— start —

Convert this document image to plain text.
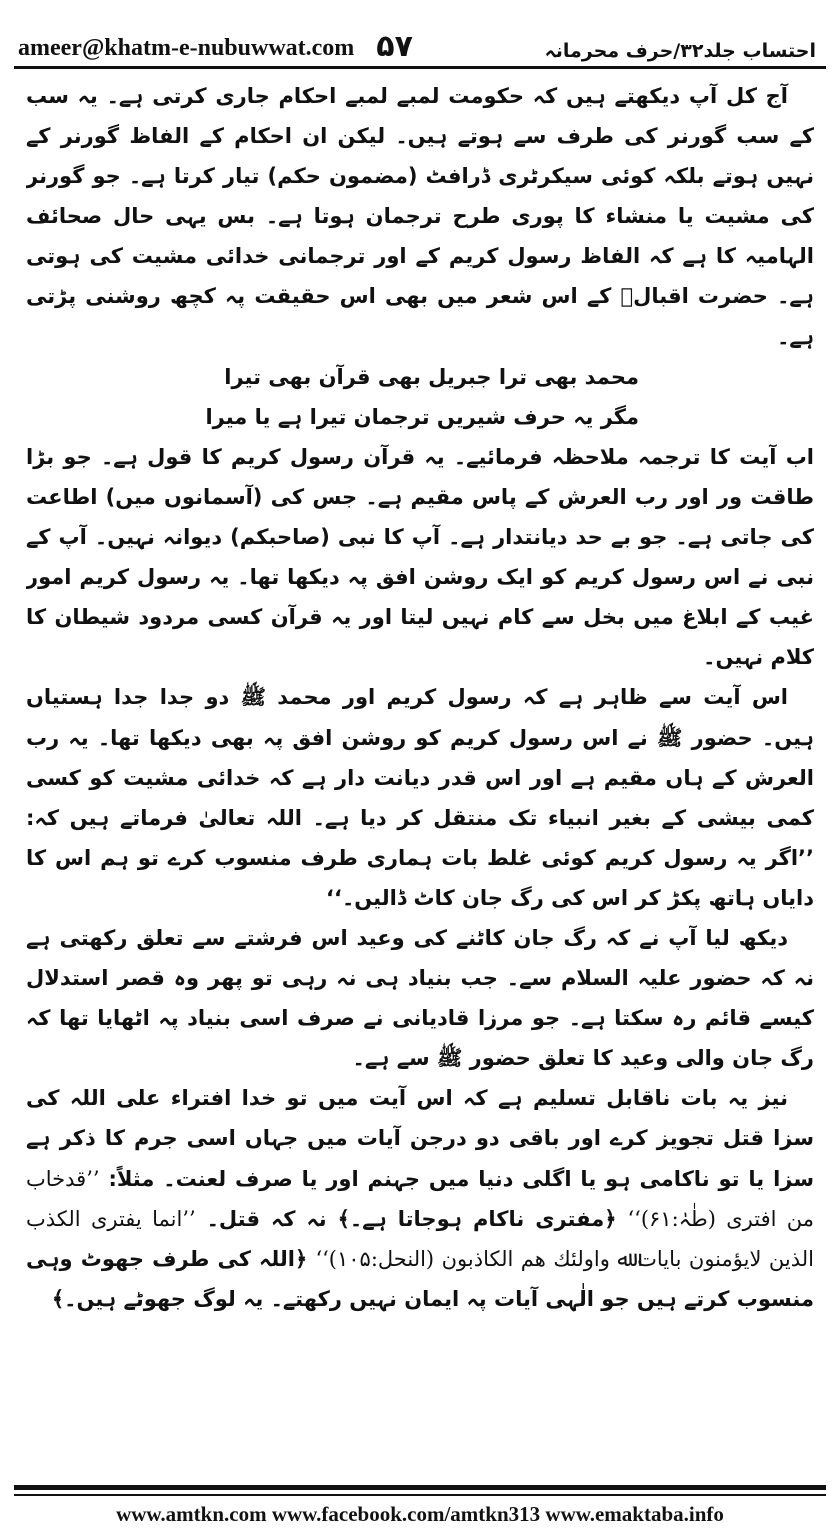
ameer@khatm-e-nubuwwat.com ۵۷	احتساب جلد۳۲/حرف محرمانہ

آج کل آپ دیکھتے ہیں کہ حکومت لمبے لمبے احکام جاری کرتی ہے۔ یہ سب کے سب گورنر کی طرف سے ہوتے ہیں۔ لیکن ان احکام کے الفاظ گورنر کے نہیں ہوتے بلکہ کوئی سیکرٹری ڈرافٹ (مضمون حکم) تیار کرتا ہے۔ جو گورنر کی مشیت یا منشاء کا پوری طرح ترجمان ہوتا ہے۔ بس یہی حال صحائف الہامیہ کا ہے کہ الفاظ رسول کریم کے اور ترجمانی خدائی مشیت کی ہوتی ہے۔ حضرت اقبالؒ کے اس شعر میں بھی اس حقیقت پہ کچھ روشنی پڑتی ہے۔

محمد بھی ترا جبریل بھی قرآن بھی تیرا

مگر یہ حرف شیریں ترجمان تیرا ہے یا میرا

اب آیت کا ترجمہ ملاحظہ فرمائیے۔ یہ قرآن رسول کریم کا قول ہے۔ جو بڑا طاقت ور اور رب العرش کے پاس مقیم ہے۔ جس کی (آسمانوں میں) اطاعت کی جاتی ہے۔ جو بے حد دیانتدار ہے۔ آپ کا نبی (صاحبکم) دیوانہ نہیں۔ آپ کے نبی نے اس رسول کریم کو ایک روشن افق پہ دیکھا تھا۔ یہ رسول کریم امور غیب کے ابلاغ میں بخل سے کام نہیں لیتا اور یہ قرآن کسی مردود شیطان کا کلام نہیں۔

اس آیت سے ظاہر ہے کہ رسول کریم اور محمد ﷺ دو جدا جدا ہستیاں ہیں۔ حضور ﷺ نے اس رسول کریم کو روشن افق پہ بھی دیکھا تھا۔ یہ رب العرش کے ہاں مقیم ہے اور اس قدر دیانت دار ہے کہ خدائی مشیت کو کسی کمی بیشی کے بغیر انبیاء تک منتقل کر دیا ہے۔ اللہ تعالیٰ فرماتے ہیں کہ: ’’اگر یہ رسول کریم کوئی غلط بات ہماری طرف منسوب کرے تو ہم اس کا دایاں ہاتھ پکڑ کر اس کی رگ جان کاٹ ڈالیں۔‘‘

دیکھ لیا آپ نے کہ رگ جان کاٹنے کی وعید اس فرشتے سے تعلق رکھتی ہے نہ کہ حضور علیہ السلام سے۔ جب بنیاد ہی نہ رہی تو پھر وہ قصر استدلال کیسے قائم رہ سکتا ہے۔ جو مرزا قادیانی نے صرف اسی بنیاد پہ اٹھایا تھا کہ رگ جان والی وعید کا تعلق حضور ﷺ سے ہے۔

نیز یہ بات ناقابل تسلیم ہے کہ اس آیت میں تو خدا افتراء علی اللہ کی سزا قتل تجویز کرے اور باقی دو درجن آیات میں جہاں اسی جرم کا ذکر ہے سزا یا تو ناکامی ہو یا اگلی دنیا میں جہنم اور یا صرف لعنت۔ مثلاً: ’’قدخاب من افتری (طٰہٰ:۶۱)‘‘ ﴿مفتری ناکام ہوجاتا ہے۔﴾ نہ کہ قتل۔ ’’انما یفتری الکذب الذین لایؤمنون بایات ﷲ واولئك هم الکاذبون (النحل:۱۰۵)‘‘ ﴿اللہ کی طرف جھوٹ وہی منسوب کرتے ہیں جو الٰہی آیات پہ ایمان نہیں رکھتے۔ یہ لوگ جھوٹے ہیں۔﴾

www.amtkn.com www.facebook.com/amtkn313 www.emaktaba.info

— end —

Using the listing, copy every line where the word "تیرا" shows up.

• **Answer to the task**
محمد بھی ترا جبریل بھی قرآن بھی تیرا
مگر یہ حرف شیریں ترجمان تیرا ہے یا میرا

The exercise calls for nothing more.